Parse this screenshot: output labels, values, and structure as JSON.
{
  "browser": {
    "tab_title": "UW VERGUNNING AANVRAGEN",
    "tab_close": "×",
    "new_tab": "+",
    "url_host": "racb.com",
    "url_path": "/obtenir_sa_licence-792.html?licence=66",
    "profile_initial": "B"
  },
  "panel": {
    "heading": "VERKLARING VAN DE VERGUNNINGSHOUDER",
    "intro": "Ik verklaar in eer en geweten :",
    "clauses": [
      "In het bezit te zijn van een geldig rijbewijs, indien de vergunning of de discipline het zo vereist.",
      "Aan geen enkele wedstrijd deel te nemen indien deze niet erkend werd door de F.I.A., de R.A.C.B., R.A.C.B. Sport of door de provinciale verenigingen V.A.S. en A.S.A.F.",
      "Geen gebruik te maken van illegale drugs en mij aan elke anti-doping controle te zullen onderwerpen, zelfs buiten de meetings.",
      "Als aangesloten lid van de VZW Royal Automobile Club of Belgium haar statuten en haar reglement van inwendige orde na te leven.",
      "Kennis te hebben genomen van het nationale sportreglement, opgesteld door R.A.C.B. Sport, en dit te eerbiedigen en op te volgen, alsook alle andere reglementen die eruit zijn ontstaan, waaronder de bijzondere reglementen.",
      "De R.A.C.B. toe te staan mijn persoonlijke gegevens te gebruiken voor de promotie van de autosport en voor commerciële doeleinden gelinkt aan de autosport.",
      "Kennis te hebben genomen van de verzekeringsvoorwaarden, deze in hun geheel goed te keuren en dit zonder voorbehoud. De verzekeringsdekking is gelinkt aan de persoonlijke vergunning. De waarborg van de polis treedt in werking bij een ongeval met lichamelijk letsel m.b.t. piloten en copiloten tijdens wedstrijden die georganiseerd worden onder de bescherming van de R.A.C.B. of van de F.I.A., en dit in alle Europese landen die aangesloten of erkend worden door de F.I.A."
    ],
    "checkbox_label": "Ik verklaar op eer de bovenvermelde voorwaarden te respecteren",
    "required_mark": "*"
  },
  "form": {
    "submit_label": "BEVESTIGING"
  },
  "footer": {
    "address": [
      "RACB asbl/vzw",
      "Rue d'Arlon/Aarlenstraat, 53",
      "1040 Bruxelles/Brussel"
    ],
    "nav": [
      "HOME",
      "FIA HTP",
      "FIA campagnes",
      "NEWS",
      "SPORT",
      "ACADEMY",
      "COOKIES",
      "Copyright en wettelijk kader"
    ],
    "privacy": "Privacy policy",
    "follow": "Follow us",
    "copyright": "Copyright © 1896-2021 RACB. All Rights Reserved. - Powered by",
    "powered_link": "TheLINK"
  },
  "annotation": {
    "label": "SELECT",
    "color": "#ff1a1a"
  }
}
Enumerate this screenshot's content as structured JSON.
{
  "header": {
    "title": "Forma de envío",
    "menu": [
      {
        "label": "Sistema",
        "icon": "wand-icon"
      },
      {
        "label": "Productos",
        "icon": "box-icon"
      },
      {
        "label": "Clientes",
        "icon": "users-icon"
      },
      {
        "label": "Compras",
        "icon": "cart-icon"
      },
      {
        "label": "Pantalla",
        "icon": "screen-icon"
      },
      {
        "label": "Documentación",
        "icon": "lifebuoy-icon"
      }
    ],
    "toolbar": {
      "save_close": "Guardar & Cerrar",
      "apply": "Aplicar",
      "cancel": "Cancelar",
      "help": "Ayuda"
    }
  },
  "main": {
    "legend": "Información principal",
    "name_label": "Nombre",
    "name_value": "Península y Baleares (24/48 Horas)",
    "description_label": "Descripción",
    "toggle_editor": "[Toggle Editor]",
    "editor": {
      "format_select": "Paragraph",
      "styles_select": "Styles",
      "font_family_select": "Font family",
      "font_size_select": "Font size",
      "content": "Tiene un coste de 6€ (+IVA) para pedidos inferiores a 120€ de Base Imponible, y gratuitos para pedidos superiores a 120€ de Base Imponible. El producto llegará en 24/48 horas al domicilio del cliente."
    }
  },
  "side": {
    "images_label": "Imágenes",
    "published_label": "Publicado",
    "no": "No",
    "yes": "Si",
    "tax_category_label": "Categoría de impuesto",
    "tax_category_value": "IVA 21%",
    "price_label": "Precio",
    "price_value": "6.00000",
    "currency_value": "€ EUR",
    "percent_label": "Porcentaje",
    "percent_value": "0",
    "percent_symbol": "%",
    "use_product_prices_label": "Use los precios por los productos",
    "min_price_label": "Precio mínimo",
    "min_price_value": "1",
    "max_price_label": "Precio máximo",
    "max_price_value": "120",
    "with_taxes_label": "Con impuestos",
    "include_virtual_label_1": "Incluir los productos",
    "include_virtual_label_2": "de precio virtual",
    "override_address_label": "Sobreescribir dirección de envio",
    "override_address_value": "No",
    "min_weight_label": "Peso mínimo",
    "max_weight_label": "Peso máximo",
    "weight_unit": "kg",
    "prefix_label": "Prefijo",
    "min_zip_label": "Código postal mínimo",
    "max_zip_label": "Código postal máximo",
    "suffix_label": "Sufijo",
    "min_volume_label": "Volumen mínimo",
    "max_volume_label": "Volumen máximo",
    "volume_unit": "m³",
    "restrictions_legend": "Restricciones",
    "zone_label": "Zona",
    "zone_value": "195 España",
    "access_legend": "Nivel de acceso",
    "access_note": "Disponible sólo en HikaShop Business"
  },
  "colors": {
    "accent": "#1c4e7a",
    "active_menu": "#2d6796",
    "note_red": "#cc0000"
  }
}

> [The task]: When the word "erkend" shows up in a line of the entries, report that line.

> [Result of this task]:
      "Aan geen enkele wedstrijd deel te nemen indien deze niet erkend werd door de F.I.A., de R.A.C.B., R.A.C.B. Sport of door de provinciale verenigingen V.A.S. en A.S.A.F.",
      "Kennis te hebben genomen van de verzekeringsvoorwaarden, deze in hun geheel goed te keuren en dit zonder voorbehoud. De verzekeringsdekking is gelinkt aan de persoonlijke vergunning. De waarborg van de polis treedt in werking bij een ongeval met lichamelijk letsel m.b.t. piloten en copiloten tijdens wedstrijden die georganiseerd worden onder de bescherming van de R.A.C.B. of van de F.I.A., en dit in alle Europese landen die aangesloten of erkend worden door de F.I.A."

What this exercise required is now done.